----- Task inputs
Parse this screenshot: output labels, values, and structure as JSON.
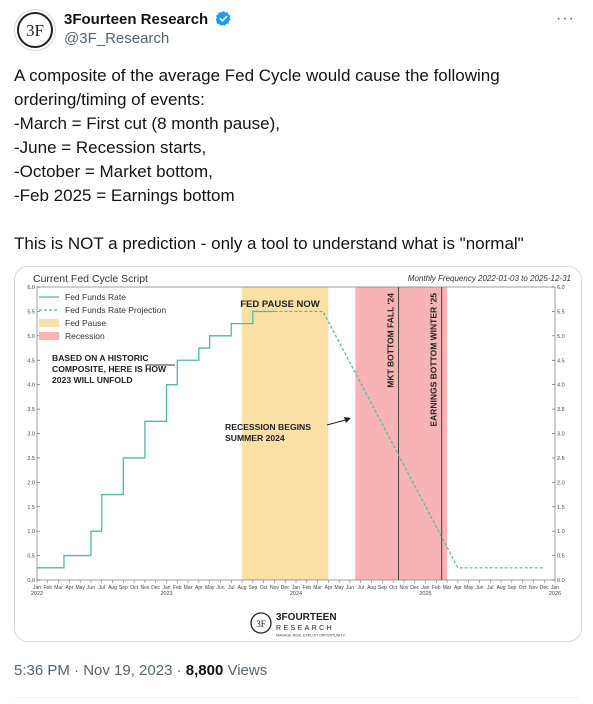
{
  "author": {
    "name": "3Fourteen Research",
    "handle": "@3F_Research",
    "avatar_label": "3F",
    "verified": true
  },
  "menu_icon": "more-dots-icon",
  "tweet": {
    "lines": [
      "A composite of the average Fed Cycle would cause the following",
      "ordering/timing of events:",
      "-March = First cut (8 month pause),",
      "-June = Recession starts,",
      "-October = Market bottom,",
      "-Feb 2025 = Earnings bottom",
      "",
      "This is NOT a prediction - only a tool to understand what is \"normal\""
    ]
  },
  "chart_data": {
    "type": "line",
    "title": "Current Fed Cycle Script",
    "subtitle": "Monthly Frequency 2022-01-03 to 2025-12-31",
    "ylim": [
      0,
      6
    ],
    "yticks": [
      "0.0",
      "0.5",
      "1.0",
      "1.5",
      "2.0",
      "2.5",
      "3.0",
      "3.5",
      "4.0",
      "4.5",
      "5.0",
      "5.5",
      "6.0"
    ],
    "x_month_labels": [
      "Jan",
      "Feb",
      "Mar",
      "Apr",
      "May",
      "Jun",
      "Jul",
      "Aug",
      "Sep",
      "Oct",
      "Nov",
      "Dec"
    ],
    "year_labels": [
      "2022",
      "2023",
      "2024",
      "2025",
      "2026"
    ],
    "legend": [
      {
        "label": "Fed Funds Rate",
        "style": "solid",
        "color": "#4fb8a8"
      },
      {
        "label": "Fed Funds Rate Projection",
        "style": "dashed",
        "color": "#4fb8a8"
      },
      {
        "label": "Fed Pause",
        "style": "patch",
        "color": "#fbe0a6"
      },
      {
        "label": "Recession",
        "style": "patch",
        "color": "#f8b4b4"
      }
    ],
    "series": [
      {
        "name": "Fed Funds Rate",
        "x": [
          0,
          2,
          2.5,
          4,
          5,
          6,
          7,
          8,
          9,
          10,
          11,
          12,
          13,
          14,
          15,
          16,
          17,
          18,
          19,
          20,
          21,
          22
        ],
        "values": [
          0.25,
          0.25,
          0.5,
          0.5,
          1.0,
          1.75,
          1.75,
          2.5,
          2.5,
          3.25,
          3.25,
          4.0,
          4.5,
          4.5,
          4.75,
          5.0,
          5.0,
          5.25,
          5.25,
          5.5,
          5.5,
          5.5
        ]
      },
      {
        "name": "Fed Funds Rate Projection",
        "x": [
          22,
          26.5,
          39,
          40,
          47
        ],
        "values": [
          5.5,
          5.5,
          0.25,
          0.25,
          0.25
        ]
      }
    ],
    "shaded_regions": [
      {
        "name": "Fed Pause",
        "x_start": 19,
        "x_end": 27,
        "color": "#fbe0a6"
      },
      {
        "name": "Recession",
        "x_start": 29.5,
        "x_end": 38,
        "color": "#f8b4b4"
      }
    ],
    "vertical_lines": [
      {
        "x": 33.5,
        "label": "MKT BOTTOM FALL '24"
      },
      {
        "x": 37.5,
        "label": "EARNINGS BOTTOM WINTER '25"
      }
    ],
    "annotations": [
      {
        "text": "FED PAUSE NOW"
      },
      {
        "text": "BASED ON A HISTORIC COMPOSITE, HERE IS HOW 2023 WILL UNFOLD"
      },
      {
        "text": "RECESSION BEGINS SUMMER 2024"
      }
    ],
    "logo": {
      "name": "3FOURTEEN",
      "sub": "RESEARCH",
      "tagline": "MANAGE RISK. EXPLOIT OPPORTUNITY"
    },
    "grid": false
  },
  "meta": {
    "time": "5:36 PM · Nov 19, 2023 · ",
    "views": "8,800",
    "views_label": " Views"
  },
  "colors": {
    "accent": "#1d9bf0",
    "text_secondary": "#536471",
    "line": "#4fb8a8"
  }
}
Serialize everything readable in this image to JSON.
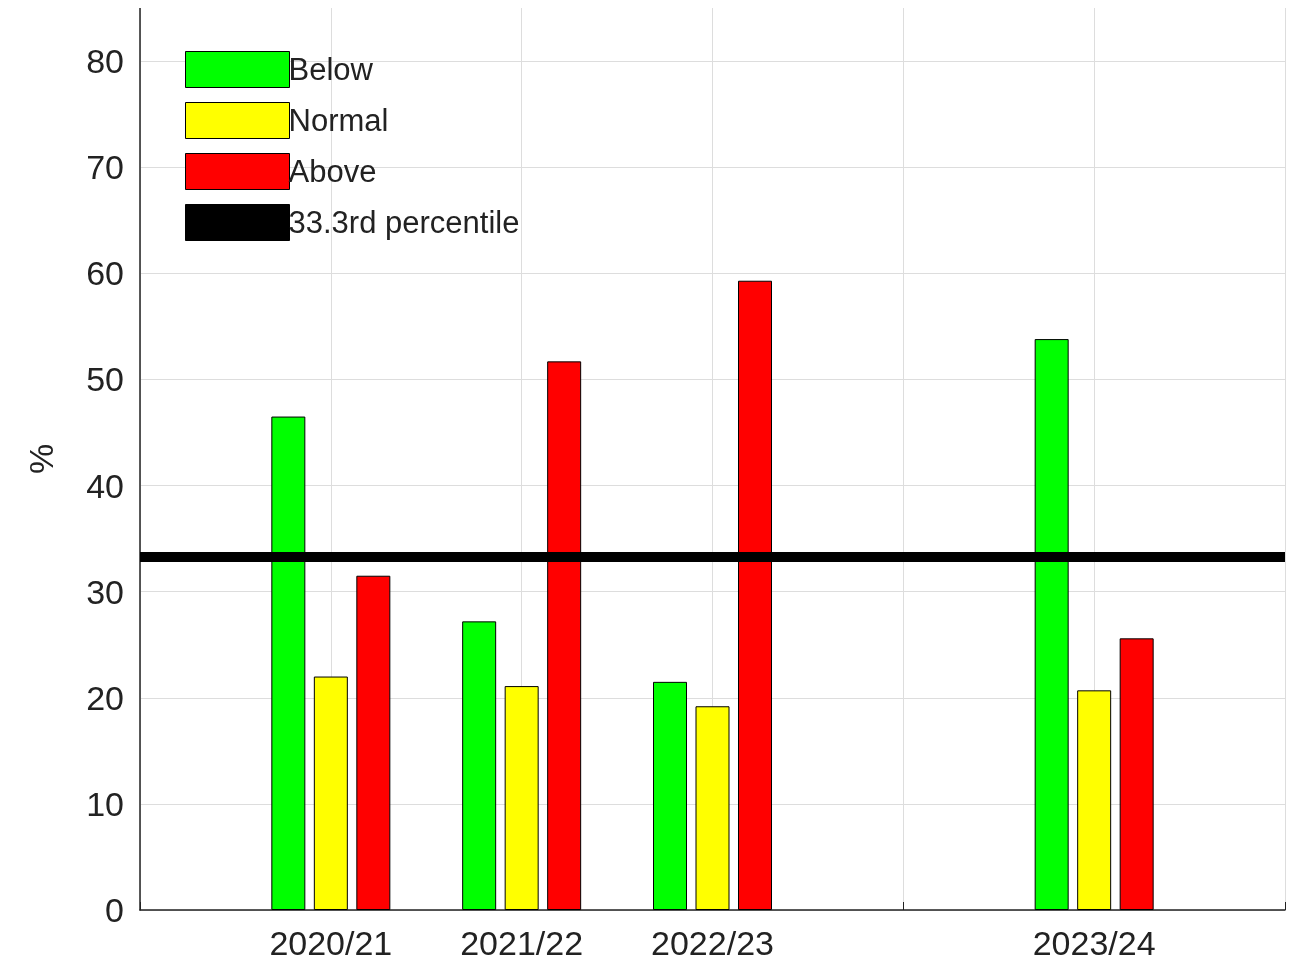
{
  "chart_data": {
    "type": "bar",
    "ylabel": "%",
    "categories": [
      null,
      "2020/21",
      "2021/22",
      "2022/23",
      null,
      "2023/24",
      null
    ],
    "series": [
      {
        "name": "Below",
        "color": "#00ff00",
        "values": [
          null,
          46.5,
          27.2,
          21.5,
          null,
          53.8,
          null
        ]
      },
      {
        "name": "Normal",
        "color": "#ffff00",
        "values": [
          null,
          22.0,
          21.1,
          19.2,
          null,
          20.7,
          null
        ]
      },
      {
        "name": "Above",
        "color": "#ff0000",
        "values": [
          null,
          31.5,
          51.7,
          59.3,
          null,
          25.6,
          null
        ]
      }
    ],
    "ref_lines": [
      {
        "axis": "y",
        "value": 33.3,
        "label": "33.3rd percentile",
        "color": "#000000"
      }
    ],
    "ylim": [
      0,
      85
    ],
    "yticks": [
      0,
      10,
      20,
      30,
      40,
      50,
      60,
      70,
      80
    ],
    "grid": true,
    "legend": "top left"
  }
}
----------
Repeat all the records above exactly, leaving out any pictures.

Parse this screenshot: output labels, values, and structure as JSON.
{
  "author": {
    "name": "3Fourteen Research",
    "handle": "@3F_Research",
    "avatar_label": "3F",
    "verified": true
  },
  "menu_icon": "more-dots-icon",
  "tweet": {
    "lines": [
      "A composite of the average Fed Cycle would cause the following",
      "ordering/timing of events:",
      "-March = First cut (8 month pause),",
      "-June = Recession starts,",
      "-October = Market bottom,",
      "-Feb 2025 = Earnings bottom",
      "",
      "This is NOT a prediction - only a tool to understand what is \"normal\""
    ]
  },
  "chart_data": {
    "type": "line",
    "title": "Current Fed Cycle Script",
    "subtitle": "Monthly Frequency 2022-01-03 to 2025-12-31",
    "ylim": [
      0,
      6
    ],
    "yticks": [
      "0.0",
      "0.5",
      "1.0",
      "1.5",
      "2.0",
      "2.5",
      "3.0",
      "3.5",
      "4.0",
      "4.5",
      "5.0",
      "5.5",
      "6.0"
    ],
    "x_month_labels": [
      "Jan",
      "Feb",
      "Mar",
      "Apr",
      "May",
      "Jun",
      "Jul",
      "Aug",
      "Sep",
      "Oct",
      "Nov",
      "Dec"
    ],
    "year_labels": [
      "2022",
      "2023",
      "2024",
      "2025",
      "2026"
    ],
    "legend": [
      {
        "label": "Fed Funds Rate",
        "style": "solid",
        "color": "#4fb8a8"
      },
      {
        "label": "Fed Funds Rate Projection",
        "style": "dashed",
        "color": "#4fb8a8"
      },
      {
        "label": "Fed Pause",
        "style": "patch",
        "color": "#fbe0a6"
      },
      {
        "label": "Recession",
        "style": "patch",
        "color": "#f8b4b4"
      }
    ],
    "series": [
      {
        "name": "Fed Funds Rate",
        "x": [
          0,
          2,
          2.5,
          4,
          5,
          6,
          7,
          8,
          9,
          10,
          11,
          12,
          13,
          14,
          15,
          16,
          17,
          18,
          19,
          20,
          21,
          22
        ],
        "values": [
          0.25,
          0.25,
          0.5,
          0.5,
          1.0,
          1.75,
          1.75,
          2.5,
          2.5,
          3.25,
          3.25,
          4.0,
          4.5,
          4.5,
          4.75,
          5.0,
          5.0,
          5.25,
          5.25,
          5.5,
          5.5,
          5.5
        ]
      },
      {
        "name": "Fed Funds Rate Projection",
        "x": [
          22,
          26.5,
          39,
          40,
          47
        ],
        "values": [
          5.5,
          5.5,
          0.25,
          0.25,
          0.25
        ]
      }
    ],
    "shaded_regions": [
      {
        "name": "Fed Pause",
        "x_start": 19,
        "x_end": 27,
        "color": "#fbe0a6"
      },
      {
        "name": "Recession",
        "x_start": 29.5,
        "x_end": 38,
        "color": "#f8b4b4"
      }
    ],
    "vertical_lines": [
      {
        "x": 33.5,
        "label": "MKT BOTTOM FALL '24"
      },
      {
        "x": 37.5,
        "label": "EARNINGS BOTTOM WINTER '25"
      }
    ],
    "annotations": [
      {
        "text": "FED PAUSE NOW"
      },
      {
        "text": "BASED ON A HISTORIC COMPOSITE, HERE IS HOW 2023 WILL UNFOLD"
      },
      {
        "text": "RECESSION BEGINS SUMMER 2024"
      }
    ],
    "logo": {
      "name": "3FOURTEEN",
      "sub": "RESEARCH",
      "tagline": "MANAGE RISK. EXPLOIT OPPORTUNITY"
    },
    "grid": false
  },
  "meta": {
    "time": "5:36 PM · Nov 19, 2023 · ",
    "views": "8,800",
    "views_label": " Views"
  },
  "colors": {
    "accent": "#1d9bf0",
    "text_secondary": "#536471",
    "line": "#4fb8a8"
  }
}
Serialize everything readable in this image to JSON.
{
  "chart_data": {
    "type": "bar",
    "ylabel": "%",
    "categories": [
      null,
      "2020/21",
      "2021/22",
      "2022/23",
      null,
      "2023/24",
      null
    ],
    "series": [
      {
        "name": "Below",
        "color": "#00ff00",
        "values": [
          null,
          46.5,
          27.2,
          21.5,
          null,
          53.8,
          null
        ]
      },
      {
        "name": "Normal",
        "color": "#ffff00",
        "values": [
          null,
          22.0,
          21.1,
          19.2,
          null,
          20.7,
          null
        ]
      },
      {
        "name": "Above",
        "color": "#ff0000",
        "values": [
          null,
          31.5,
          51.7,
          59.3,
          null,
          25.6,
          null
        ]
      }
    ],
    "ref_lines": [
      {
        "axis": "y",
        "value": 33.3,
        "label": "33.3rd percentile",
        "color": "#000000"
      }
    ],
    "ylim": [
      0,
      85
    ],
    "yticks": [
      0,
      10,
      20,
      30,
      40,
      50,
      60,
      70,
      80
    ],
    "grid": true,
    "legend": "top left"
  }
}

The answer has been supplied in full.